Exercise prompt =>
Gather the lines from the material that contain "name".

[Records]
— BEGIN —

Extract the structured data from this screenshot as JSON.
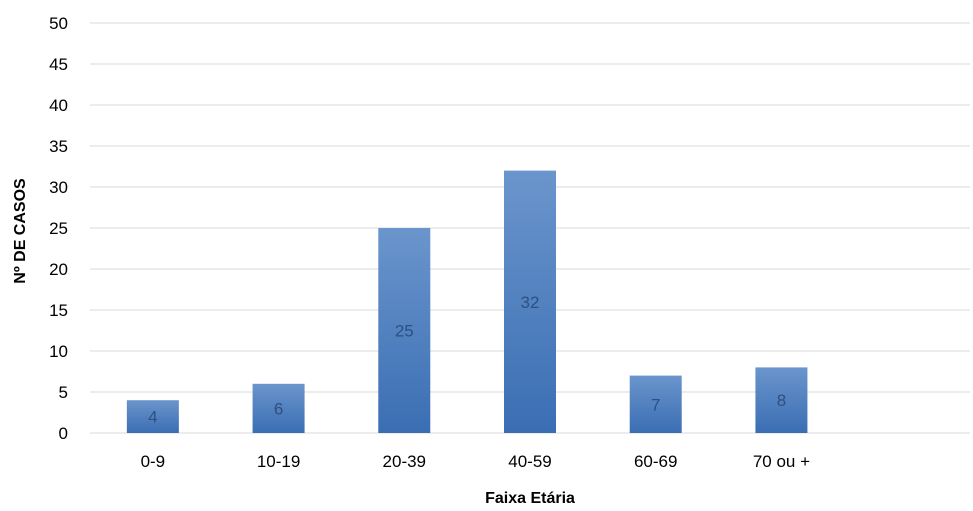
{
  "chart_data": {
    "type": "bar",
    "title": "",
    "xlabel": "Faixa Etária",
    "ylabel": "Nº DE CASOS",
    "categories": [
      "0-9",
      "10-19",
      "20-39",
      "40-59",
      "60-69",
      "70 ou +"
    ],
    "values": [
      4,
      6,
      25,
      32,
      7,
      8
    ],
    "data_labels": [
      "4",
      "6",
      "25",
      "32",
      "7",
      "8"
    ],
    "ylim": [
      0,
      50
    ],
    "yticks": [
      "0",
      "5",
      "10",
      "15",
      "20",
      "25",
      "30",
      "35",
      "40",
      "45",
      "50"
    ],
    "grid": true,
    "legend": "none",
    "colors": {
      "bar_top": "#6b95cc",
      "bar_bottom": "#3a6eb3",
      "gridline": "#d9d9d9",
      "data_label": "#2f4f7f"
    }
  }
}
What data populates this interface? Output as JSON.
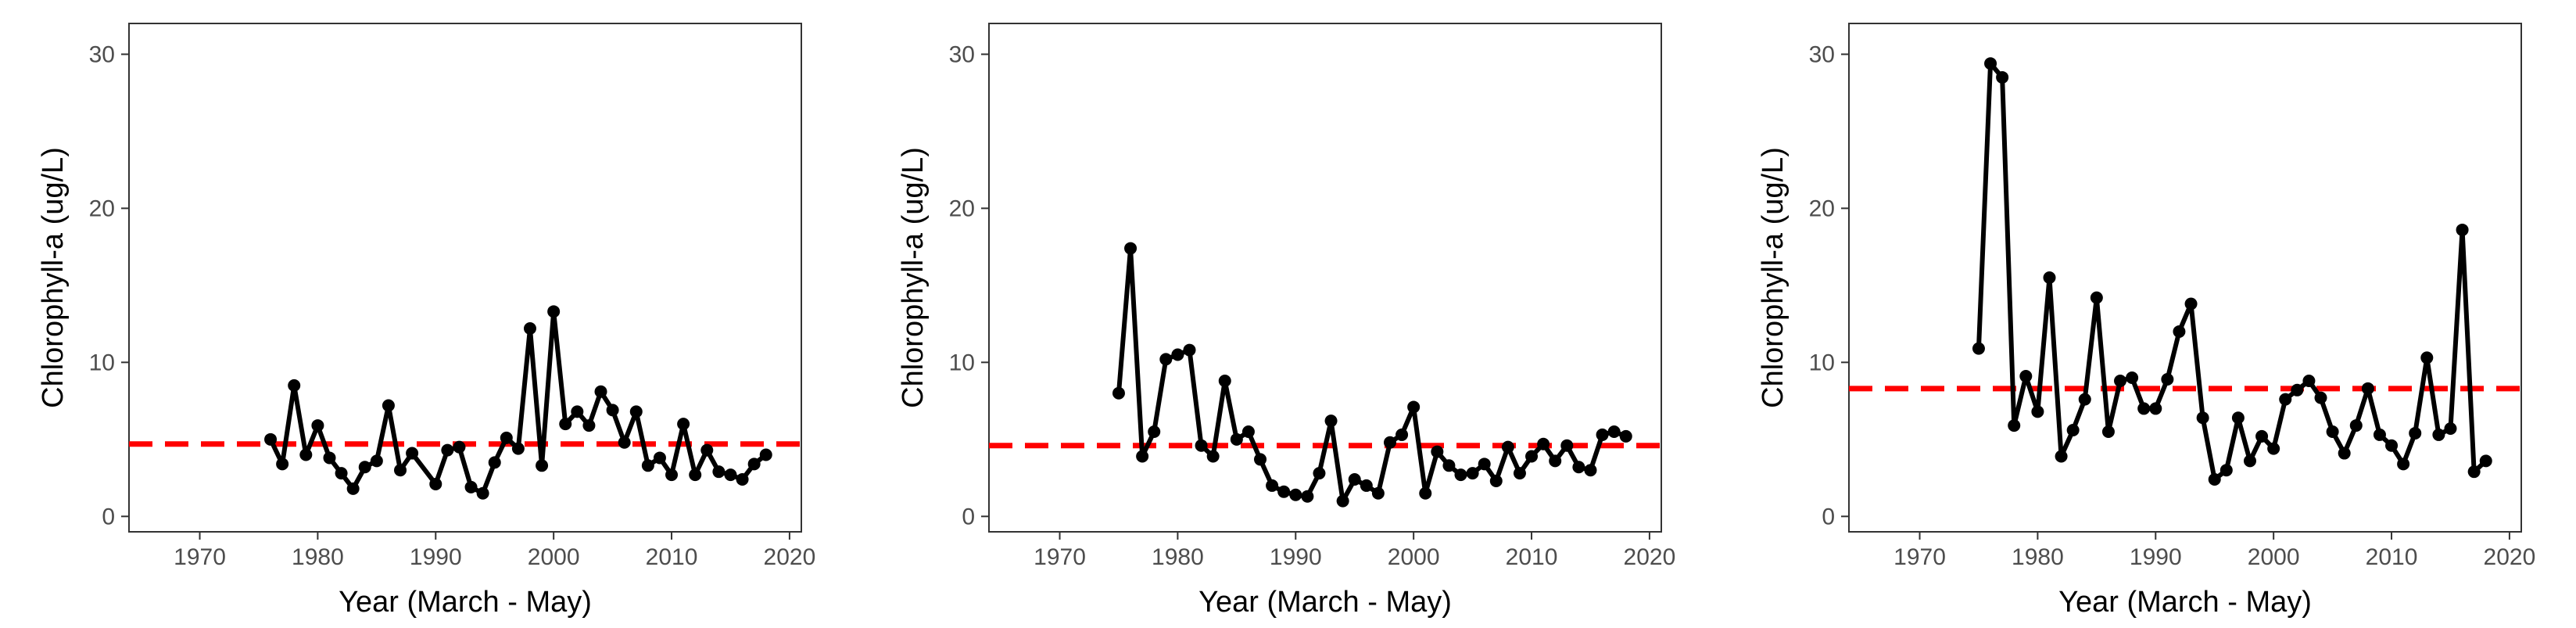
{
  "chart_data": [
    {
      "type": "line",
      "xlabel": "Year (March - May)",
      "ylabel": "Chlorophyll-a (ug/L)",
      "xlim": [
        1964,
        2021
      ],
      "ylim": [
        -1,
        32
      ],
      "xticks": [
        "1970",
        "1980",
        "1990",
        "2000",
        "2010",
        "2020"
      ],
      "yticks": [
        "0",
        "10",
        "20",
        "30"
      ],
      "grid": false,
      "line_color": "#000000",
      "reference_line": {
        "value": 4.7,
        "color": "#ff0000",
        "style": "dashed"
      },
      "series": [
        {
          "x": [
            1976,
            1977,
            1978,
            1979,
            1980,
            1981,
            1982,
            1983,
            1984,
            1985,
            1986,
            1987,
            1988,
            1990,
            1991,
            1992,
            1993,
            1994,
            1995,
            1996,
            1997,
            1998,
            1999,
            2000,
            2001,
            2002,
            2003,
            2004,
            2005,
            2006,
            2007,
            2008,
            2009,
            2010,
            2011,
            2012,
            2013,
            2014,
            2015,
            2016,
            2017,
            2018
          ],
          "y": [
            5.0,
            3.4,
            8.5,
            4.0,
            5.9,
            3.8,
            2.8,
            1.8,
            3.2,
            3.6,
            7.2,
            3.0,
            4.1,
            2.1,
            4.3,
            4.5,
            1.9,
            1.5,
            3.5,
            5.1,
            4.4,
            12.2,
            3.3,
            13.3,
            6.0,
            6.8,
            5.9,
            8.1,
            6.9,
            4.8,
            6.8,
            3.3,
            3.8,
            2.7,
            6.0,
            2.7,
            4.3,
            2.9,
            2.7,
            2.4,
            3.4,
            4.0
          ]
        }
      ]
    },
    {
      "type": "line",
      "xlabel": "Year (March - May)",
      "ylabel": "Chlorophyll-a (ug/L)",
      "xlim": [
        1964,
        2021
      ],
      "ylim": [
        -1,
        32
      ],
      "xticks": [
        "1970",
        "1980",
        "1990",
        "2000",
        "2010",
        "2020"
      ],
      "yticks": [
        "0",
        "10",
        "20",
        "30"
      ],
      "grid": false,
      "line_color": "#000000",
      "reference_line": {
        "value": 4.6,
        "color": "#ff0000",
        "style": "dashed"
      },
      "series": [
        {
          "x": [
            1975,
            1976,
            1977,
            1978,
            1979,
            1980,
            1981,
            1982,
            1983,
            1984,
            1985,
            1986,
            1987,
            1988,
            1989,
            1990,
            1991,
            1992,
            1993,
            1994,
            1995,
            1996,
            1997,
            1998,
            1999,
            2000,
            2001,
            2002,
            2003,
            2004,
            2005,
            2006,
            2007,
            2008,
            2009,
            2010,
            2011,
            2012,
            2013,
            2014,
            2015,
            2016,
            2017,
            2018
          ],
          "y": [
            8.0,
            17.4,
            3.9,
            5.5,
            10.2,
            10.5,
            10.8,
            4.6,
            3.9,
            8.8,
            5.0,
            5.5,
            3.7,
            2.0,
            1.6,
            1.4,
            1.3,
            2.8,
            6.2,
            1.0,
            2.4,
            2.0,
            1.5,
            4.8,
            5.3,
            7.1,
            1.5,
            4.2,
            3.3,
            2.7,
            2.8,
            3.4,
            2.3,
            4.5,
            2.8,
            3.9,
            4.7,
            3.6,
            4.6,
            3.2,
            3.0,
            5.3,
            5.5,
            5.2
          ]
        }
      ]
    },
    {
      "type": "line",
      "xlabel": "Year (March - May)",
      "ylabel": "Chlorophyll-a (ug/L)",
      "xlim": [
        1964,
        2021
      ],
      "ylim": [
        -1,
        32
      ],
      "xticks": [
        "1970",
        "1980",
        "1990",
        "2000",
        "2010",
        "2020"
      ],
      "yticks": [
        "0",
        "10",
        "20",
        "30"
      ],
      "grid": false,
      "line_color": "#000000",
      "reference_line": {
        "value": 8.3,
        "color": "#ff0000",
        "style": "dashed"
      },
      "series": [
        {
          "x": [
            1975,
            1976,
            1977,
            1978,
            1979,
            1980,
            1981,
            1982,
            1983,
            1984,
            1985,
            1986,
            1987,
            1988,
            1989,
            1990,
            1991,
            1992,
            1993,
            1994,
            1995,
            1996,
            1997,
            1998,
            1999,
            2000,
            2001,
            2002,
            2003,
            2004,
            2005,
            2006,
            2007,
            2008,
            2009,
            2010,
            2011,
            2012,
            2013,
            2014,
            2015,
            2016,
            2017,
            2018
          ],
          "y": [
            10.9,
            29.4,
            28.5,
            5.9,
            9.1,
            6.8,
            15.5,
            3.9,
            5.6,
            7.6,
            14.2,
            5.5,
            8.8,
            9.0,
            7.0,
            7.0,
            8.9,
            12.0,
            13.8,
            6.4,
            2.4,
            3.0,
            6.4,
            3.6,
            5.2,
            4.4,
            7.6,
            8.2,
            8.8,
            7.7,
            5.5,
            4.1,
            5.9,
            8.3,
            5.3,
            4.6,
            3.4,
            5.4,
            10.3,
            5.3,
            5.7,
            18.6,
            2.9,
            3.6
          ]
        }
      ]
    }
  ]
}
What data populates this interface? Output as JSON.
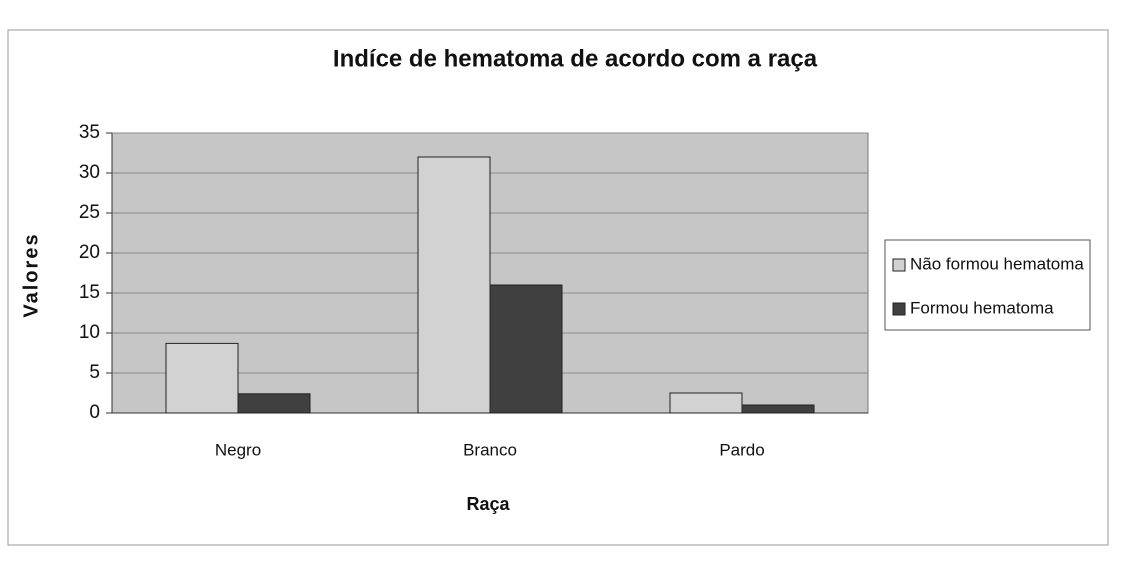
{
  "chart_data": {
    "type": "bar",
    "title": "Indíce de hematoma de acordo com a raça",
    "x_label": "Raça",
    "y_label": "Valores",
    "categories": [
      "Negro",
      "Branco",
      "Pardo"
    ],
    "series": [
      {
        "name": "Não formou hematoma",
        "color": "#d2d2d2",
        "values": [
          8.7,
          32,
          2.5
        ]
      },
      {
        "name": "Formou hematoma",
        "color": "#404040",
        "values": [
          2.4,
          16,
          1
        ]
      }
    ],
    "ylim": [
      0,
      35
    ],
    "yticks": [
      0,
      5,
      10,
      15,
      20,
      25,
      30,
      35
    ],
    "grid": true,
    "legend": "right"
  }
}
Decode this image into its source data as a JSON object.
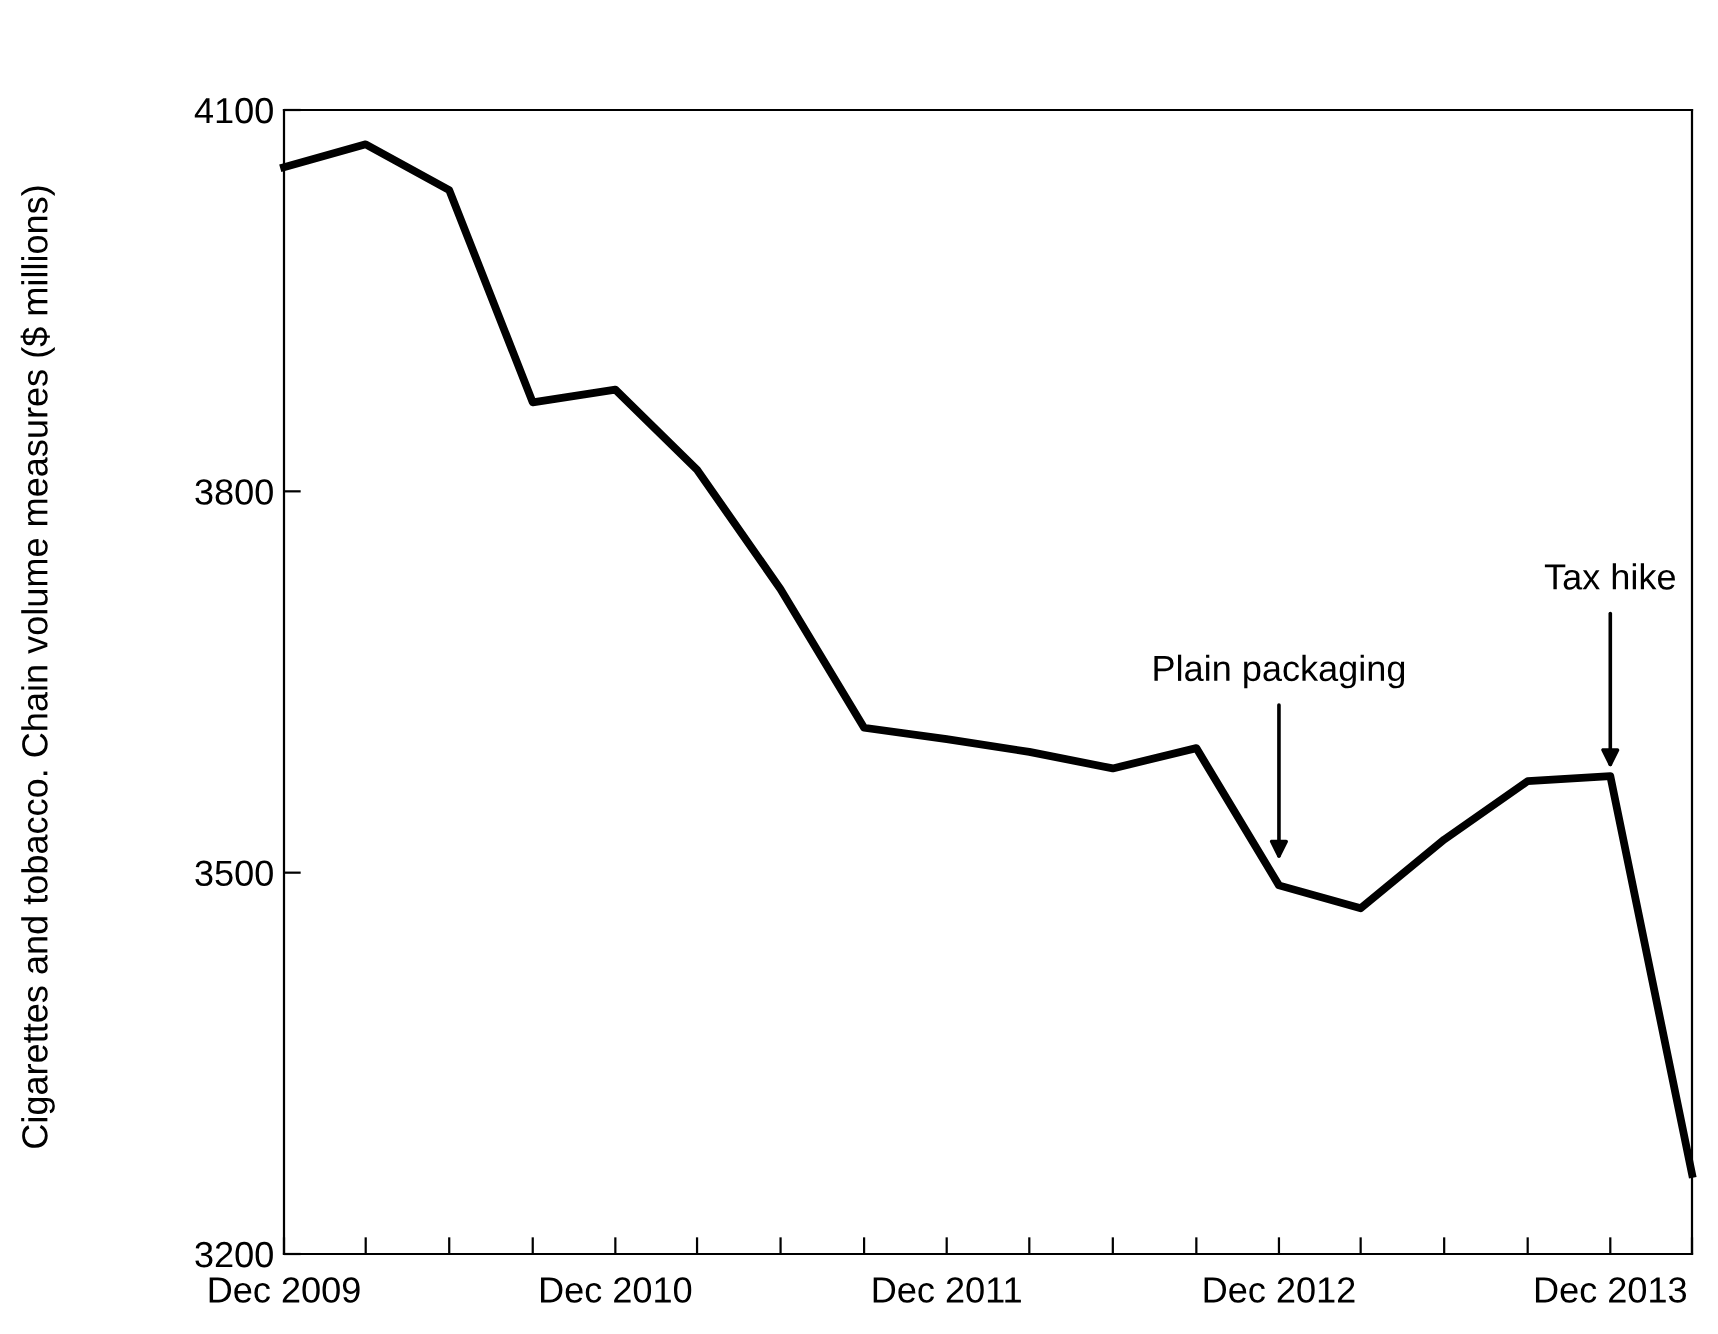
{
  "chart_data": {
    "type": "line",
    "ylabel": "Cigarettes and tobacco. Chain volume measures ($ millions)",
    "x": [
      "2009-12",
      "2010-03",
      "2010-06",
      "2010-09",
      "2010-12",
      "2011-03",
      "2011-06",
      "2011-09",
      "2011-12",
      "2012-03",
      "2012-06",
      "2012-09",
      "2012-12",
      "2013-03",
      "2013-06",
      "2013-09",
      "2013-12",
      "2014-03"
    ],
    "series": [
      {
        "color": "#000000",
        "values": [
          4055,
          4073,
          4037,
          3870,
          3880,
          3817,
          3723,
          3614,
          3605,
          3595,
          3582,
          3598,
          3490,
          3472,
          3526,
          3572,
          3576,
          3263
        ]
      }
    ],
    "xlim": [
      "2009-12",
      "2014-03"
    ],
    "xticks": [
      {
        "value": "2009-12",
        "label": "Dec 2009"
      },
      {
        "value": "2010-03",
        "label": null
      },
      {
        "value": "2010-06",
        "label": null
      },
      {
        "value": "2010-09",
        "label": null
      },
      {
        "value": "2010-12",
        "label": "Dec 2010"
      },
      {
        "value": "2011-03",
        "label": null
      },
      {
        "value": "2011-06",
        "label": null
      },
      {
        "value": "2011-09",
        "label": null
      },
      {
        "value": "2011-12",
        "label": "Dec 2011"
      },
      {
        "value": "2012-03",
        "label": null
      },
      {
        "value": "2012-06",
        "label": null
      },
      {
        "value": "2012-09",
        "label": null
      },
      {
        "value": "2012-12",
        "label": "Dec 2012"
      },
      {
        "value": "2013-03",
        "label": null
      },
      {
        "value": "2013-06",
        "label": null
      },
      {
        "value": "2013-09",
        "label": null
      },
      {
        "value": "2013-12",
        "label": "Dec 2013"
      },
      {
        "value": "2014-03",
        "label": null
      }
    ],
    "ylim": [
      3200,
      4100
    ],
    "yticks": [
      3200,
      3500,
      3800,
      4100
    ],
    "grid": false,
    "legend": false,
    "marker": "none",
    "line_style": "solid",
    "annotations": [
      {
        "text": "Plain packaging",
        "x": "2012-12",
        "y": 3510
      },
      {
        "text": "Tax hike",
        "x": "2013-12",
        "y": 3582
      }
    ]
  }
}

— END —

Expected output =>
        "name": "Não formou hematoma",
        "name": "Formou hematoma",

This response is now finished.